Extracted data entries
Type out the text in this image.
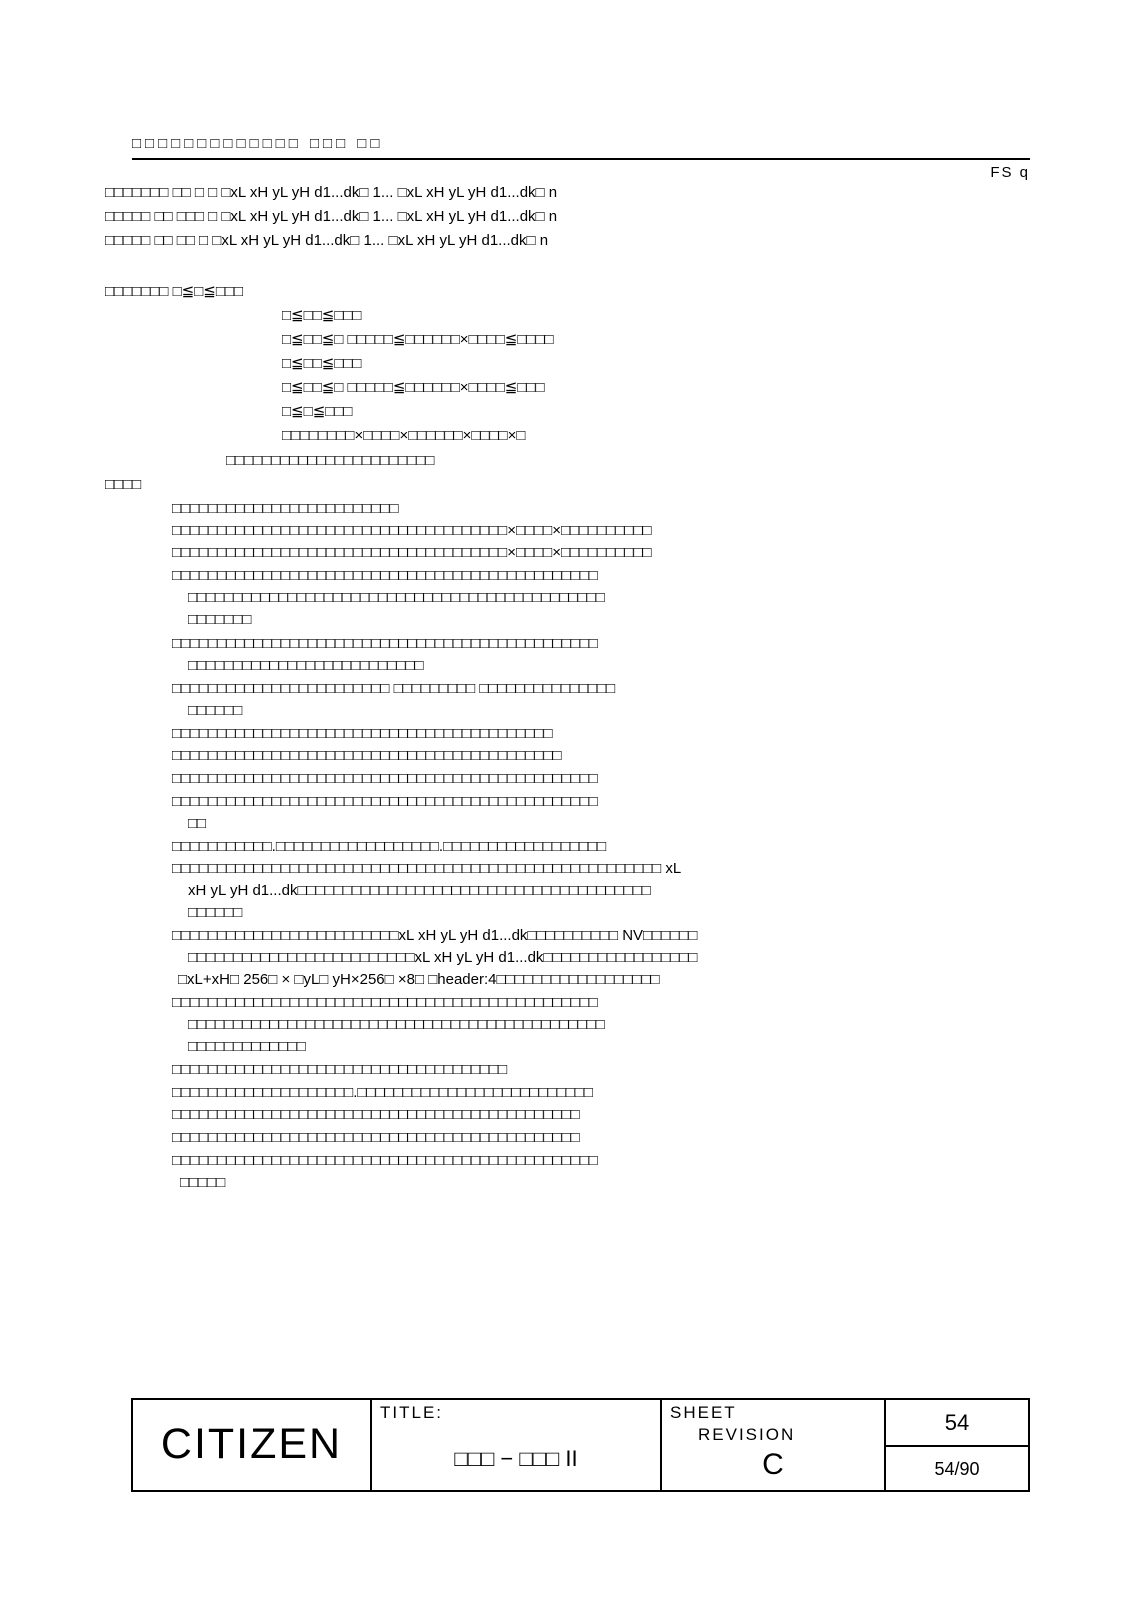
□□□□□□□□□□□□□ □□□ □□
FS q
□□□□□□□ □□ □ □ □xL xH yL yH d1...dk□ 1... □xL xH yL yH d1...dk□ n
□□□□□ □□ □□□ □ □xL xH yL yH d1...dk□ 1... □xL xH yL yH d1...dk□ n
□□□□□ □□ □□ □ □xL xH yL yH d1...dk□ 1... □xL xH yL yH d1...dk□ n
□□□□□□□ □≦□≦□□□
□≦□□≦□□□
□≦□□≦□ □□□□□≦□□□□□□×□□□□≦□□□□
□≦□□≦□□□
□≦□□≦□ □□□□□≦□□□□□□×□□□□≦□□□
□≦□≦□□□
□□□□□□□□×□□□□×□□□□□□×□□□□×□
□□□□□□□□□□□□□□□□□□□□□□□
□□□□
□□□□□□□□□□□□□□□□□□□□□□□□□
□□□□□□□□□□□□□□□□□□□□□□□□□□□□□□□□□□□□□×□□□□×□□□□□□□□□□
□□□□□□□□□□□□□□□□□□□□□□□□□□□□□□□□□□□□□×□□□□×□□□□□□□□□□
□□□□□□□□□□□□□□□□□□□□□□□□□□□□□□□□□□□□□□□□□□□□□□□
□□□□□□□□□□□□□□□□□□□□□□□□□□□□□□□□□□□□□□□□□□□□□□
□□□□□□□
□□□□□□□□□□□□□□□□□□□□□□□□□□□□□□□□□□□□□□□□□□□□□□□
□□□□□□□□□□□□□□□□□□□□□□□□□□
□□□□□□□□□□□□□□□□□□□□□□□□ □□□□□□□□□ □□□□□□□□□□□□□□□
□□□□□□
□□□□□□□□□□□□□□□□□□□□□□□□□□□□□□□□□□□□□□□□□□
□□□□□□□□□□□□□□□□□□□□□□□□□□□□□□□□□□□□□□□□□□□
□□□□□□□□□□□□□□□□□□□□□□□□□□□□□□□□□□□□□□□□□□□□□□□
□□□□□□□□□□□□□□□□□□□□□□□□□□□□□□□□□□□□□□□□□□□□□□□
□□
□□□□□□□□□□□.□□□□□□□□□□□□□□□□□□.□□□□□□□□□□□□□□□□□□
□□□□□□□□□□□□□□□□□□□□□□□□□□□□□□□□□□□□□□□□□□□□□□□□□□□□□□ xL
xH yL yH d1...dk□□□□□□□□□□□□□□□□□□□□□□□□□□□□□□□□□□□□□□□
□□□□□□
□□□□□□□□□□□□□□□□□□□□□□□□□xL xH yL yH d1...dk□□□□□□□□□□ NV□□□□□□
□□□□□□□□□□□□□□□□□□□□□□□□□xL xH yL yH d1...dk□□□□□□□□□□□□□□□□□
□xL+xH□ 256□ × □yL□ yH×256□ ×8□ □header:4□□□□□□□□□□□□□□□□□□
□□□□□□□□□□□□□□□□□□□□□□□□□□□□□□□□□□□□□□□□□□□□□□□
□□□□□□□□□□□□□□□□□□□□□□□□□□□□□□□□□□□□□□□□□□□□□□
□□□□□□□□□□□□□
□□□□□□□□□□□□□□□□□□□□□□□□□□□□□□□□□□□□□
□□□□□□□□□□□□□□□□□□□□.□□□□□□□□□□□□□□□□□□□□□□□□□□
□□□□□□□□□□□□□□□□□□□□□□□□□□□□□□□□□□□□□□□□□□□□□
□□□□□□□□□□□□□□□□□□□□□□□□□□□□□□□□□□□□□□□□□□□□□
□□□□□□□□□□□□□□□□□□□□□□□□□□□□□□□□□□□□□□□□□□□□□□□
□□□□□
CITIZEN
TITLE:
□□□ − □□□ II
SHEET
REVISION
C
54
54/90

---

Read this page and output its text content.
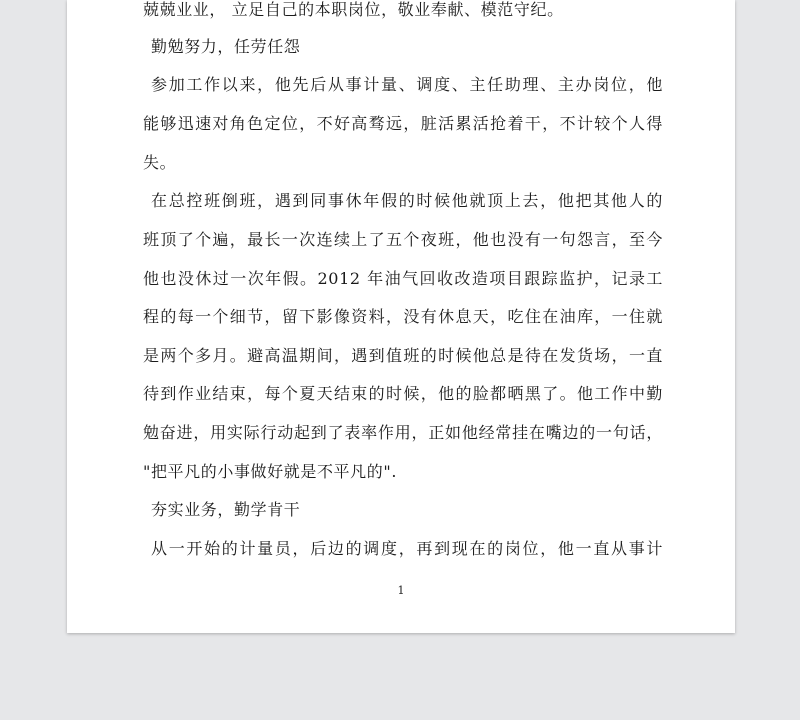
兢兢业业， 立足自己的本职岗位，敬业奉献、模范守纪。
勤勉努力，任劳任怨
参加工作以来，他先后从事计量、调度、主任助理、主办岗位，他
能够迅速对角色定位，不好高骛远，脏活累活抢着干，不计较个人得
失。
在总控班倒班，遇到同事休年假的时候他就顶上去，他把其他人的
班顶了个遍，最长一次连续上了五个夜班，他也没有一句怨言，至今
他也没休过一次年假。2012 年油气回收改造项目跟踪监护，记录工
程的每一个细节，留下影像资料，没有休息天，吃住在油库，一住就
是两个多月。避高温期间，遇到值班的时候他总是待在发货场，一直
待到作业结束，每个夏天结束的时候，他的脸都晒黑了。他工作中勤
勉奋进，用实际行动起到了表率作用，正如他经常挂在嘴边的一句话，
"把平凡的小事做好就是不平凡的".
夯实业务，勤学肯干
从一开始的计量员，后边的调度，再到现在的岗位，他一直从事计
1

Work instructions:
Show the lines that mention the word "text".

Solution for this problem:
Type out the text in this image.
Read this page and output its text content.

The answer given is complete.